Recorded data
** begin **
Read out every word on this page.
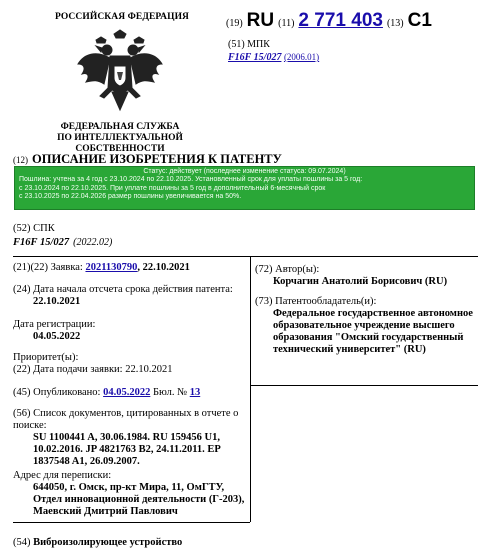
РОССИЙСКАЯ ФЕДЕРАЦИЯ
ФЕДЕРАЛЬНАЯ СЛУЖБА
ПО ИНТЕЛЛЕКТУАЛЬНОЙ СОБСТВЕННОСТИ
(19) RU (11) 2 771 403 (13) C1
(51) МПК
F16F 15/027 (2006.01)
(12) ОПИСАНИЕ ИЗОБРЕТЕНИЯ К ПАТЕНТУ
Статус: действует (последнее изменение статуса: 09.07.2024)
Пошлина: учтена за 4 год с 23.10.2024 по 22.10.2025. Установленный срок для уплаты пошлины за 5 год:
с 23.10.2024 по 22.10.2025. При уплате пошлины за 5 год в дополнительный 6-месячный срок
с 23.10.2025 по 22.04.2026 размер пошлины увеличивается на 50%.
(52) СПК
F16F 15/027 (2022.02)
(21)(22) Заявка: 2021130790, 22.10.2021
(24) Дата начала отсчета срока действия патента:
22.10.2021
Дата регистрации:
04.05.2022
Приоритет(ы):
(22) Дата подачи заявки: 22.10.2021
(45) Опубликовано: 04.05.2022 Бюл. № 13
(56) Список документов, цитированных в отчете о поиске:
SU 1100441 A, 30.06.1984. RU 159456 U1, 10.02.2016. JP 4821763 B2, 24.11.2011. EP 1837548 A1, 26.09.2007.
Адрес для переписки:
644050, г. Омск, пр-кт Мира, 11, ОмГТУ, Отдел инновационной деятельности (Г-203), Маевский Дмитрий Павлович
(72) Автор(ы):
Корчагин Анатолий Борисович (RU)
(73) Патентообладатель(и):
Федеральное государственное автономное образовательное учреждение высшего образования "Омский государственный технический университет" (RU)
(54) Виброизолирующее устройство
** end **
What is being asked
Retype the whole listing, keeping every line identical and omitting all pictures.

Task response
Read out every word on this page.
РОССИЙСКАЯ ФЕДЕРАЦИЯ
ФЕДЕРАЛЬНАЯ СЛУЖБА
ПО ИНТЕЛЛЕКТУАЛЬНОЙ СОБСТВЕННОСТИ
(19) RU (11) 2 771 403 (13) C1
(51) МПК
F16F 15/027 (2006.01)
(12) ОПИСАНИЕ ИЗОБРЕТЕНИЯ К ПАТЕНТУ
Статус: действует (последнее изменение статуса: 09.07.2024)
Пошлина: учтена за 4 год с 23.10.2024 по 22.10.2025. Установленный срок для уплаты пошлины за 5 год:
с 23.10.2024 по 22.10.2025. При уплате пошлины за 5 год в дополнительный 6-месячный срок
с 23.10.2025 по 22.04.2026 размер пошлины увеличивается на 50%.
(52) СПК
F16F 15/027 (2022.02)
(21)(22) Заявка: 2021130790, 22.10.2021
(24) Дата начала отсчета срока действия патента:
22.10.2021
Дата регистрации:
04.05.2022
Приоритет(ы):
(22) Дата подачи заявки: 22.10.2021
(45) Опубликовано: 04.05.2022 Бюл. № 13
(56) Список документов, цитированных в отчете о поиске:
SU 1100441 A, 30.06.1984. RU 159456 U1, 10.02.2016. JP 4821763 B2, 24.11.2011. EP 1837548 A1, 26.09.2007.
Адрес для переписки:
644050, г. Омск, пр-кт Мира, 11, ОмГТУ, Отдел инновационной деятельности (Г-203), Маевский Дмитрий Павлович
(72) Автор(ы):
Корчагин Анатолий Борисович (RU)
(73) Патентообладатель(и):
Федеральное государственное автономное образовательное учреждение высшего образования "Омский государственный технический университет" (RU)
(54) Виброизолирующее устройство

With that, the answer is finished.